Direction:
Return all of the lines below exactly as they are.

- - - -

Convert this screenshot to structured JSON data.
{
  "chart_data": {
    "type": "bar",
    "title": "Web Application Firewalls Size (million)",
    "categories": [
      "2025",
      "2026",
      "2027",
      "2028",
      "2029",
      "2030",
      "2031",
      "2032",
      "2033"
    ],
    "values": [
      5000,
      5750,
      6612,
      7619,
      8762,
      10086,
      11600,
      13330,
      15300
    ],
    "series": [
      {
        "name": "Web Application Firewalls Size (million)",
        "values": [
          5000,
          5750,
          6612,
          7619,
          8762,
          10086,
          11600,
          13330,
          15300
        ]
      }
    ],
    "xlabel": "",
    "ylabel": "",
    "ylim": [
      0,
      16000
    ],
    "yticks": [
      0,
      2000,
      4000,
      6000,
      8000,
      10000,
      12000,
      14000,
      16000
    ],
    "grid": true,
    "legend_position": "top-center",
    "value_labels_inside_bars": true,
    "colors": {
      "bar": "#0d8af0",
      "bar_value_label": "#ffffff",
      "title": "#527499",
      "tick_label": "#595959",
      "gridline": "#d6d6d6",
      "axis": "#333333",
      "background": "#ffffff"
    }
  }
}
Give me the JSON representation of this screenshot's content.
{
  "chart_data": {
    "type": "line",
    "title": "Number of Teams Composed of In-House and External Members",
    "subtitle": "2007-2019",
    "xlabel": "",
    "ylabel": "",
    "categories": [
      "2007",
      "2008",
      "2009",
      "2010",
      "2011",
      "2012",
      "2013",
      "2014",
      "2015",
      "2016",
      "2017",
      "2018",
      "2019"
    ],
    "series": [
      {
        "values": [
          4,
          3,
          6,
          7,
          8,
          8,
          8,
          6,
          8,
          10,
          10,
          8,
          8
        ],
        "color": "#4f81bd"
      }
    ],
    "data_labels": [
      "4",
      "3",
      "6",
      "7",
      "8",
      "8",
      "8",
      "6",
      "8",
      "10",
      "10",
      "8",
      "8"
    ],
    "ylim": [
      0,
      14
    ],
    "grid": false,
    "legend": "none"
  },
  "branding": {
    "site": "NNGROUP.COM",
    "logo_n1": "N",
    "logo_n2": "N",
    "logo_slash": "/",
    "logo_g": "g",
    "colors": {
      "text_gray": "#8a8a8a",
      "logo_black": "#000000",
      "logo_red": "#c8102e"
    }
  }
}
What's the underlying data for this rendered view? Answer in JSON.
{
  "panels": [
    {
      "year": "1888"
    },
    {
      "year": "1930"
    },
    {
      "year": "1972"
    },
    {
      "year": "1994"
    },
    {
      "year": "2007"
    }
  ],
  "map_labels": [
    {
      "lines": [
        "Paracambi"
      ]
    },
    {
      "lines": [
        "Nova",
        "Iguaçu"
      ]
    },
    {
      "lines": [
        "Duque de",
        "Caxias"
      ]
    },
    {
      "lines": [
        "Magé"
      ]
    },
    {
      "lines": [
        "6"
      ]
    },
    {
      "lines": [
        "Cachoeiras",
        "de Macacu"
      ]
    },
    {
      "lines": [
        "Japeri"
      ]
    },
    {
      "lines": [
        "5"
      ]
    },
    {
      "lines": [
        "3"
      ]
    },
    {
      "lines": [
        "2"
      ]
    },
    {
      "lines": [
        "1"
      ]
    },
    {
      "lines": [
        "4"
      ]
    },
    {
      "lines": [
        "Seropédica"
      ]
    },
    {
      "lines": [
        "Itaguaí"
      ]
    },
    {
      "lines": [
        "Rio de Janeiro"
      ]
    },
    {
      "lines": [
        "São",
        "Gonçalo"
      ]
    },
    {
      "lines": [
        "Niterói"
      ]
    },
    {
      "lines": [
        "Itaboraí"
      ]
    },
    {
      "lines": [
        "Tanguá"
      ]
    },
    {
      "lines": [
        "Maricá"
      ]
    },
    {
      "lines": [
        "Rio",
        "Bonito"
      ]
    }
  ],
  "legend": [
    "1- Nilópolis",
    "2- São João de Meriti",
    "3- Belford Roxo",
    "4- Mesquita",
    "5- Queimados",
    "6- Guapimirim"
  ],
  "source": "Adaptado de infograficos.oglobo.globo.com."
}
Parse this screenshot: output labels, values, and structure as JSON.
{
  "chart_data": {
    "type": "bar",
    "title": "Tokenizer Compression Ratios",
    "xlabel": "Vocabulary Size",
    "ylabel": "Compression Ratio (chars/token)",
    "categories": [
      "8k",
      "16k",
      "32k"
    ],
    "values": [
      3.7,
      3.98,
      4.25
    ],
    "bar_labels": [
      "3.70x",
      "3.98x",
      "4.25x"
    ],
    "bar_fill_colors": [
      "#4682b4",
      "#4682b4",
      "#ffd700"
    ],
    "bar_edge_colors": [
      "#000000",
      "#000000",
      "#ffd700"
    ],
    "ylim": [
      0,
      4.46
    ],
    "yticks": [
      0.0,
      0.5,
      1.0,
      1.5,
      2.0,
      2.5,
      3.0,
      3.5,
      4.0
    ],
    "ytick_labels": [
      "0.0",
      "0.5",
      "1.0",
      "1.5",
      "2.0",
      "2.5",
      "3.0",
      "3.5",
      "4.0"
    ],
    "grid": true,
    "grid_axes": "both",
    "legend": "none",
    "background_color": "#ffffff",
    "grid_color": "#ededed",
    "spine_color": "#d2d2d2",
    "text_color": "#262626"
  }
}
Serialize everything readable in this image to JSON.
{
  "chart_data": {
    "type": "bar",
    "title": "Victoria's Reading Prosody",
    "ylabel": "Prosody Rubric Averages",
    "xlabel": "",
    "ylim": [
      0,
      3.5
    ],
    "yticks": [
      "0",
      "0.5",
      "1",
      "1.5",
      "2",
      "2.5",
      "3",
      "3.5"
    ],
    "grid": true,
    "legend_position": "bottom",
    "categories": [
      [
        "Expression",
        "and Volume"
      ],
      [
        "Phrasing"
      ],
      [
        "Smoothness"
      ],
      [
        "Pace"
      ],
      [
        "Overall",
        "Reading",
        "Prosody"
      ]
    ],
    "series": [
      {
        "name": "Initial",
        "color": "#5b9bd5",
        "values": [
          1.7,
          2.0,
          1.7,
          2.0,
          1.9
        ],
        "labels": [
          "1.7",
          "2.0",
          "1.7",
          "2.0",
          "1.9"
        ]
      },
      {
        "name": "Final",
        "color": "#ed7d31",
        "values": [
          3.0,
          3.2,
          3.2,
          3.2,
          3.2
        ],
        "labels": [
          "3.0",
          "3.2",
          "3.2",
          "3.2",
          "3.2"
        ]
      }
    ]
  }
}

- - - -

Task result:
Convert this screenshot to structured JSON data.
{
  "chart_data": {
    "type": "bar",
    "title": "Web Application Firewalls Size (million)",
    "categories": [
      "2025",
      "2026",
      "2027",
      "2028",
      "2029",
      "2030",
      "2031",
      "2032",
      "2033"
    ],
    "values": [
      5000,
      5750,
      6612,
      7619,
      8762,
      10086,
      11600,
      13330,
      15300
    ],
    "series": [
      {
        "name": "Web Application Firewalls Size (million)",
        "values": [
          5000,
          5750,
          6612,
          7619,
          8762,
          10086,
          11600,
          13330,
          15300
        ]
      }
    ],
    "xlabel": "",
    "ylabel": "",
    "ylim": [
      0,
      16000
    ],
    "yticks": [
      0,
      2000,
      4000,
      6000,
      8000,
      10000,
      12000,
      14000,
      16000
    ],
    "grid": true,
    "legend_position": "top-center",
    "value_labels_inside_bars": true,
    "colors": {
      "bar": "#0d8af0",
      "bar_value_label": "#ffffff",
      "title": "#527499",
      "tick_label": "#595959",
      "gridline": "#d6d6d6",
      "axis": "#333333",
      "background": "#ffffff"
    }
  }
}
Give me the JSON representation of this screenshot's content.
{
  "chart_data": {
    "type": "line",
    "title": "Number of Teams Composed of In-House and External Members",
    "subtitle": "2007-2019",
    "xlabel": "",
    "ylabel": "",
    "categories": [
      "2007",
      "2008",
      "2009",
      "2010",
      "2011",
      "2012",
      "2013",
      "2014",
      "2015",
      "2016",
      "2017",
      "2018",
      "2019"
    ],
    "series": [
      {
        "values": [
          4,
          3,
          6,
          7,
          8,
          8,
          8,
          6,
          8,
          10,
          10,
          8,
          8
        ],
        "color": "#4f81bd"
      }
    ],
    "data_labels": [
      "4",
      "3",
      "6",
      "7",
      "8",
      "8",
      "8",
      "6",
      "8",
      "10",
      "10",
      "8",
      "8"
    ],
    "ylim": [
      0,
      14
    ],
    "grid": false,
    "legend": "none"
  },
  "branding": {
    "site": "NNGROUP.COM",
    "logo_n1": "N",
    "logo_n2": "N",
    "logo_slash": "/",
    "logo_g": "g",
    "colors": {
      "text_gray": "#8a8a8a",
      "logo_black": "#000000",
      "logo_red": "#c8102e"
    }
  }
}
What's the underlying data for this rendered view? Answer in JSON.
{
  "panels": [
    {
      "year": "1888"
    },
    {
      "year": "1930"
    },
    {
      "year": "1972"
    },
    {
      "year": "1994"
    },
    {
      "year": "2007"
    }
  ],
  "map_labels": [
    {
      "lines": [
        "Paracambi"
      ]
    },
    {
      "lines": [
        "Nova",
        "Iguaçu"
      ]
    },
    {
      "lines": [
        "Duque de",
        "Caxias"
      ]
    },
    {
      "lines": [
        "Magé"
      ]
    },
    {
      "lines": [
        "6"
      ]
    },
    {
      "lines": [
        "Cachoeiras",
        "de Macacu"
      ]
    },
    {
      "lines": [
        "Japeri"
      ]
    },
    {
      "lines": [
        "5"
      ]
    },
    {
      "lines": [
        "3"
      ]
    },
    {
      "lines": [
        "2"
      ]
    },
    {
      "lines": [
        "1"
      ]
    },
    {
      "lines": [
        "4"
      ]
    },
    {
      "lines": [
        "Seropédica"
      ]
    },
    {
      "lines": [
        "Itaguaí"
      ]
    },
    {
      "lines": [
        "Rio de Janeiro"
      ]
    },
    {
      "lines": [
        "São",
        "Gonçalo"
      ]
    },
    {
      "lines": [
        "Niterói"
      ]
    },
    {
      "lines": [
        "Itaboraí"
      ]
    },
    {
      "lines": [
        "Tanguá"
      ]
    },
    {
      "lines": [
        "Maricá"
      ]
    },
    {
      "lines": [
        "Rio",
        "Bonito"
      ]
    }
  ],
  "legend": [
    "1- Nilópolis",
    "2- São João de Meriti",
    "3- Belford Roxo",
    "4- Mesquita",
    "5- Queimados",
    "6- Guapimirim"
  ],
  "source": "Adaptado de infograficos.oglobo.globo.com."
}
Parse this screenshot: output labels, values, and structure as JSON.
{
  "chart_data": {
    "type": "bar",
    "title": "Tokenizer Compression Ratios",
    "xlabel": "Vocabulary Size",
    "ylabel": "Compression Ratio (chars/token)",
    "categories": [
      "8k",
      "16k",
      "32k"
    ],
    "values": [
      3.7,
      3.98,
      4.25
    ],
    "bar_labels": [
      "3.70x",
      "3.98x",
      "4.25x"
    ],
    "bar_fill_colors": [
      "#4682b4",
      "#4682b4",
      "#ffd700"
    ],
    "bar_edge_colors": [
      "#000000",
      "#000000",
      "#ffd700"
    ],
    "ylim": [
      0,
      4.46
    ],
    "yticks": [
      0.0,
      0.5,
      1.0,
      1.5,
      2.0,
      2.5,
      3.0,
      3.5,
      4.0
    ],
    "ytick_labels": [
      "0.0",
      "0.5",
      "1.0",
      "1.5",
      "2.0",
      "2.5",
      "3.0",
      "3.5",
      "4.0"
    ],
    "grid": true,
    "grid_axes": "both",
    "legend": "none",
    "background_color": "#ffffff",
    "grid_color": "#ededed",
    "spine_color": "#d2d2d2",
    "text_color": "#262626"
  }
}
Serialize everything readable in this image to JSON.
{
  "chart_data": {
    "type": "bar",
    "title": "Victoria's Reading Prosody",
    "ylabel": "Prosody Rubric Averages",
    "xlabel": "",
    "ylim": [
      0,
      3.5
    ],
    "yticks": [
      "0",
      "0.5",
      "1",
      "1.5",
      "2",
      "2.5",
      "3",
      "3.5"
    ],
    "grid": true,
    "legend_position": "bottom",
    "categories": [
      [
        "Expression",
        "and Volume"
      ],
      [
        "Phrasing"
      ],
      [
        "Smoothness"
      ],
      [
        "Pace"
      ],
      [
        "Overall",
        "Reading",
        "Prosody"
      ]
    ],
    "series": [
      {
        "name": "Initial",
        "color": "#5b9bd5",
        "values": [
          1.7,
          2.0,
          1.7,
          2.0,
          1.9
        ],
        "labels": [
          "1.7",
          "2.0",
          "1.7",
          "2.0",
          "1.9"
        ]
      },
      {
        "name": "Final",
        "color": "#ed7d31",
        "values": [
          3.0,
          3.2,
          3.2,
          3.2,
          3.2
        ],
        "labels": [
          "3.0",
          "3.2",
          "3.2",
          "3.2",
          "3.2"
        ]
      }
    ]
  }
}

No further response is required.